— begin Extracted records —

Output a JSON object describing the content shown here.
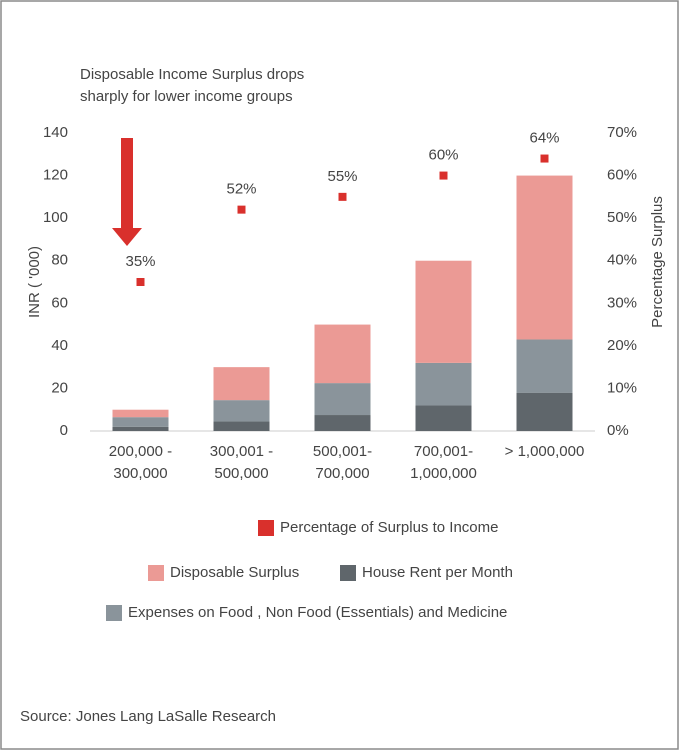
{
  "chart_data": {
    "type": "bar",
    "stacked": true,
    "title": "Disposable Income Surplus drops\nsharply for lower income  groups",
    "categories": [
      "200,000 -\n300,000",
      "300,001 -\n500,000",
      "500,001-\n700,000",
      "700,001-\n1,000,000",
      "> 1,000,000"
    ],
    "series": [
      {
        "name": "House Rent per Month",
        "color": "#5f666b",
        "values": [
          2,
          4.5,
          7.5,
          12,
          18
        ]
      },
      {
        "name": "Expenses on Food , Non Food (Essentials) and Medicine",
        "color": "#8a949b",
        "values": [
          4.5,
          10,
          15,
          20,
          25
        ]
      },
      {
        "name": "Disposable Surplus",
        "color": "#eb9a95",
        "values": [
          3.5,
          15.5,
          27.5,
          48,
          77
        ]
      },
      {
        "name": "Percentage of Surplus to Income",
        "color": "#d9302c",
        "axis": "y2",
        "marker": "square",
        "values": [
          35,
          52,
          55,
          60,
          64
        ],
        "value_labels": [
          "35%",
          "52%",
          "55%",
          "60%",
          "64%"
        ]
      }
    ],
    "ylabel": "INR ( '000)",
    "y2label": "Percentage Surplus",
    "ylim": [
      0,
      140
    ],
    "yticks": [
      0,
      20,
      40,
      60,
      80,
      100,
      120,
      140
    ],
    "y2lim": [
      0,
      70
    ],
    "y2ticks": [
      {
        "value": 0,
        "label": "0%"
      },
      {
        "value": 10,
        "label": "10%"
      },
      {
        "value": 20,
        "label": "20%"
      },
      {
        "value": 30,
        "label": "30%"
      },
      {
        "value": 40,
        "label": "40%"
      },
      {
        "value": 50,
        "label": "50%"
      },
      {
        "value": 60,
        "label": "60%"
      },
      {
        "value": 70,
        "label": "70%"
      }
    ],
    "grid": false,
    "source": "Source: Jones Lang LaSalle Research"
  }
}
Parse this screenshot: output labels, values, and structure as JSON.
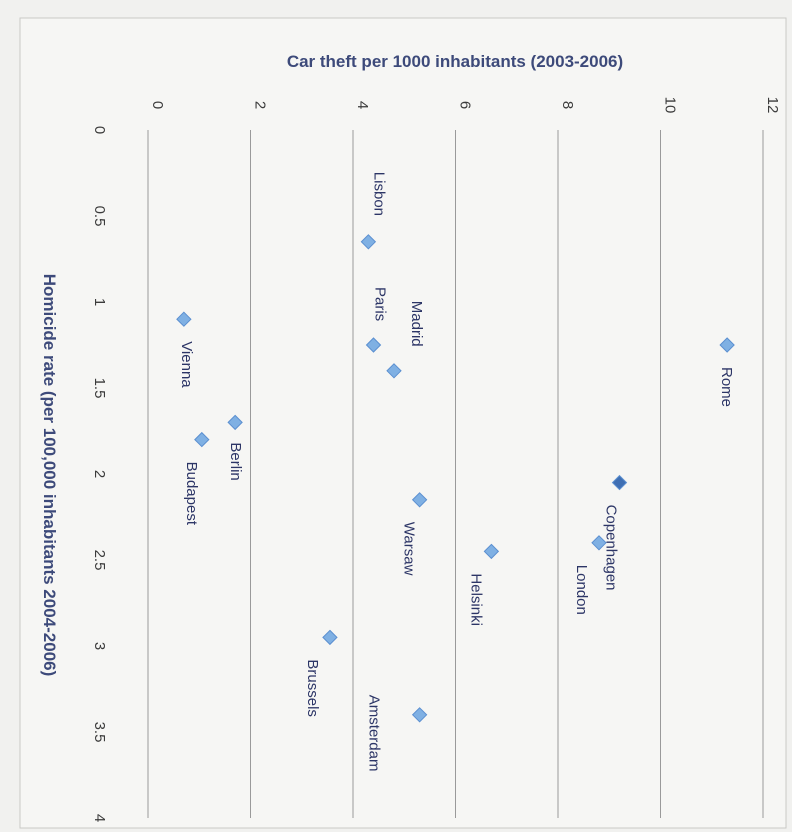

— end Extracted records —

* Challenge *
Every entry must be transcribed exactly. Pictures do not belong in the copy.

* Answer for the task *
Output a JSON object describing the content shown here.
{
  "chart_data": {
    "type": "bar",
    "stacked": true,
    "title": "Disposable Income Surplus drops\nsharply for lower income  groups",
    "categories": [
      "200,000 -\n300,000",
      "300,001 -\n500,000",
      "500,001-\n700,000",
      "700,001-\n1,000,000",
      "> 1,000,000"
    ],
    "series": [
      {
        "name": "House Rent per Month",
        "color": "#5f666b",
        "values": [
          2,
          4.5,
          7.5,
          12,
          18
        ]
      },
      {
        "name": "Expenses on Food , Non Food (Essentials) and Medicine",
        "color": "#8a949b",
        "values": [
          4.5,
          10,
          15,
          20,
          25
        ]
      },
      {
        "name": "Disposable Surplus",
        "color": "#eb9a95",
        "values": [
          3.5,
          15.5,
          27.5,
          48,
          77
        ]
      },
      {
        "name": "Percentage of Surplus to Income",
        "color": "#d9302c",
        "axis": "y2",
        "marker": "square",
        "values": [
          35,
          52,
          55,
          60,
          64
        ],
        "value_labels": [
          "35%",
          "52%",
          "55%",
          "60%",
          "64%"
        ]
      }
    ],
    "ylabel": "INR ( '000)",
    "y2label": "Percentage Surplus",
    "ylim": [
      0,
      140
    ],
    "yticks": [
      0,
      20,
      40,
      60,
      80,
      100,
      120,
      140
    ],
    "y2lim": [
      0,
      70
    ],
    "y2ticks": [
      {
        "value": 0,
        "label": "0%"
      },
      {
        "value": 10,
        "label": "10%"
      },
      {
        "value": 20,
        "label": "20%"
      },
      {
        "value": 30,
        "label": "30%"
      },
      {
        "value": 40,
        "label": "40%"
      },
      {
        "value": 50,
        "label": "50%"
      },
      {
        "value": 60,
        "label": "60%"
      },
      {
        "value": 70,
        "label": "70%"
      }
    ],
    "grid": false,
    "source": "Source: Jones Lang LaSalle Research"
  }
}
Parse this screenshot: output labels, values, and structure as JSON.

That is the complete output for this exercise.